start Data for the task

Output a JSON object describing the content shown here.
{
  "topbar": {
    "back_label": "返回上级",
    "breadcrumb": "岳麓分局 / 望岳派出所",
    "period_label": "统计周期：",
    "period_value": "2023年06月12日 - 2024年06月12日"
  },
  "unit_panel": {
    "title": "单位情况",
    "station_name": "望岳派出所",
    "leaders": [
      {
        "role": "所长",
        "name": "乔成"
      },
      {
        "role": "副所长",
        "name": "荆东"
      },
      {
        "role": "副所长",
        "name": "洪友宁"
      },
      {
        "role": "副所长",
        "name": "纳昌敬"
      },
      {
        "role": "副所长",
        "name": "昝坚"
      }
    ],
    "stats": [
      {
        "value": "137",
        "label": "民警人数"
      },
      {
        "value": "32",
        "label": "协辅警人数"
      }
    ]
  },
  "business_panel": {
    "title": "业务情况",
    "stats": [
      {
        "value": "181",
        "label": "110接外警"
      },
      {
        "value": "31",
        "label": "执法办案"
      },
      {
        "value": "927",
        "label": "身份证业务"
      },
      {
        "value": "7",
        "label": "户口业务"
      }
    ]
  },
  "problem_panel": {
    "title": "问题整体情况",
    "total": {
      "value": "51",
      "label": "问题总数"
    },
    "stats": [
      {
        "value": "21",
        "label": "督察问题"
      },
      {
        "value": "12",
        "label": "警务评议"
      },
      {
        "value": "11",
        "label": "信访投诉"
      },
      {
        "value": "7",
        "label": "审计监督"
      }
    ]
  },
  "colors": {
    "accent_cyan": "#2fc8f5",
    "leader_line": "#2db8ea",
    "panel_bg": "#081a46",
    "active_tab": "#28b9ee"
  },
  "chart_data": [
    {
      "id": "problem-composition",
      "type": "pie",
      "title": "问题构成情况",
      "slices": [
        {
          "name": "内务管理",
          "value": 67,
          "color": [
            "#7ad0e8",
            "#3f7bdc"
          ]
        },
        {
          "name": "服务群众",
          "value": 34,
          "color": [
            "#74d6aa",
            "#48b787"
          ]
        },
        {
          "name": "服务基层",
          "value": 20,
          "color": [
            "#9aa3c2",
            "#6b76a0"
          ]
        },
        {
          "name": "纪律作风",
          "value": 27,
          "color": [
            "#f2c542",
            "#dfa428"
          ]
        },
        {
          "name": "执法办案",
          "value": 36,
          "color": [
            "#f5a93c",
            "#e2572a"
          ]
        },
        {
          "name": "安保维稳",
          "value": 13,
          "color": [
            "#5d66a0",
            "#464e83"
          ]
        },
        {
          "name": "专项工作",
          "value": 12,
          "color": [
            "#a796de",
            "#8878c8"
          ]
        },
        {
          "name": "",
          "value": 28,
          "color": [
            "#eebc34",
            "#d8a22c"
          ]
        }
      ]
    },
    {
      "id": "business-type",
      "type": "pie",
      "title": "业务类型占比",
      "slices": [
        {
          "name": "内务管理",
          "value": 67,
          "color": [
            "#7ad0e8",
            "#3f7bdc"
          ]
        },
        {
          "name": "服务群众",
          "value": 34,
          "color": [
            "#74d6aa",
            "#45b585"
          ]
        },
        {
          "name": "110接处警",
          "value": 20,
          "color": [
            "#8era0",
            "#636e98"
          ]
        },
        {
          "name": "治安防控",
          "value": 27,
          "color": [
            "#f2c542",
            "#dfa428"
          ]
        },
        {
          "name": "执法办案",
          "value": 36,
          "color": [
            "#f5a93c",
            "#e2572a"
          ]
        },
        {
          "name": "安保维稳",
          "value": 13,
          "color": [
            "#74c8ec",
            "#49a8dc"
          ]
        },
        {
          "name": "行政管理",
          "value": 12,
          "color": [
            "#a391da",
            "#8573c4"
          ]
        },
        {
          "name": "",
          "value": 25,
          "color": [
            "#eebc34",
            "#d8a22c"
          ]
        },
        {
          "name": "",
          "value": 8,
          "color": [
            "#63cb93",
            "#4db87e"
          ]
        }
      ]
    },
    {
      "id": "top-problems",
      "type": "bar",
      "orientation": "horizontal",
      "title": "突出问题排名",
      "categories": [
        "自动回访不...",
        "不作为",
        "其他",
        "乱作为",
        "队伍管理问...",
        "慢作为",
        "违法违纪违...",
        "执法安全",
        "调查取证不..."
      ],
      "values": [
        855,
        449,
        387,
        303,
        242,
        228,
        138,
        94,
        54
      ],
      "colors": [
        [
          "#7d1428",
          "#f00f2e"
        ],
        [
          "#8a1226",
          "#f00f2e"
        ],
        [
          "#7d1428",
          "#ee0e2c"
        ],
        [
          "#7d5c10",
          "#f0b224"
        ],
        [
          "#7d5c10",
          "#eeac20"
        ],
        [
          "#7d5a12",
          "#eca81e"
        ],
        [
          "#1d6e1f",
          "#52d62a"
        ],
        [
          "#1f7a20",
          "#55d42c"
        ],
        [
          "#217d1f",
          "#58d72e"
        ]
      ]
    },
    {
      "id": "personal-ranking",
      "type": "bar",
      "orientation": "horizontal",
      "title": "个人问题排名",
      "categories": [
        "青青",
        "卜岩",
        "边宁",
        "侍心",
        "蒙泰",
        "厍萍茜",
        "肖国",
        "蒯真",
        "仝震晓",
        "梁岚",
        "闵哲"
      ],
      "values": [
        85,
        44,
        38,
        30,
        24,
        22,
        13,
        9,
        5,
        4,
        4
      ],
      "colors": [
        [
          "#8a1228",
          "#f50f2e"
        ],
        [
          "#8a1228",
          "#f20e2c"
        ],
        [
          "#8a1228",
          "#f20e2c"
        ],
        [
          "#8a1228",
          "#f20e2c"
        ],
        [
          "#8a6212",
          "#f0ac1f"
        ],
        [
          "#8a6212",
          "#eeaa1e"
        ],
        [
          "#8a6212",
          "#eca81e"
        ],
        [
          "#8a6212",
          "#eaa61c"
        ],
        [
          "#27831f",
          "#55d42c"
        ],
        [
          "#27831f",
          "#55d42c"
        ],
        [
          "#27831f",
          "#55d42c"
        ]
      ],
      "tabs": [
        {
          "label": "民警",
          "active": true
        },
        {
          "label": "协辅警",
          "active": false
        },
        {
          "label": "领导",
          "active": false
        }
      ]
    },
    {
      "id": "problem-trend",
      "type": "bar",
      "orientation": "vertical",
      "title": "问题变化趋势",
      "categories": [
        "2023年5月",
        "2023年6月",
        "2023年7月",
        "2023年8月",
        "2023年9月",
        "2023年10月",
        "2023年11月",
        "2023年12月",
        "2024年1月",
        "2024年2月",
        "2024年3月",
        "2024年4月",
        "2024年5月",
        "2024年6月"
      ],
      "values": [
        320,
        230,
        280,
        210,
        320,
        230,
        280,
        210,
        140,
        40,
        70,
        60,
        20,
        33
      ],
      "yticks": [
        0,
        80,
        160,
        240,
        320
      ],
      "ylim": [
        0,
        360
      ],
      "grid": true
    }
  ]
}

end Data for the task

Task prompt
Which lines contain "title"? Show each of them.

Task solution
    "title": "单位情况",
    "title": "业务情况",
    "title": "问题整体情况",
      "title": "问题构成情况",
      "title": "业务类型占比",
      "title": "突出问题排名",
      "title": "个人问题排名",
      "title": "问题变化趋势",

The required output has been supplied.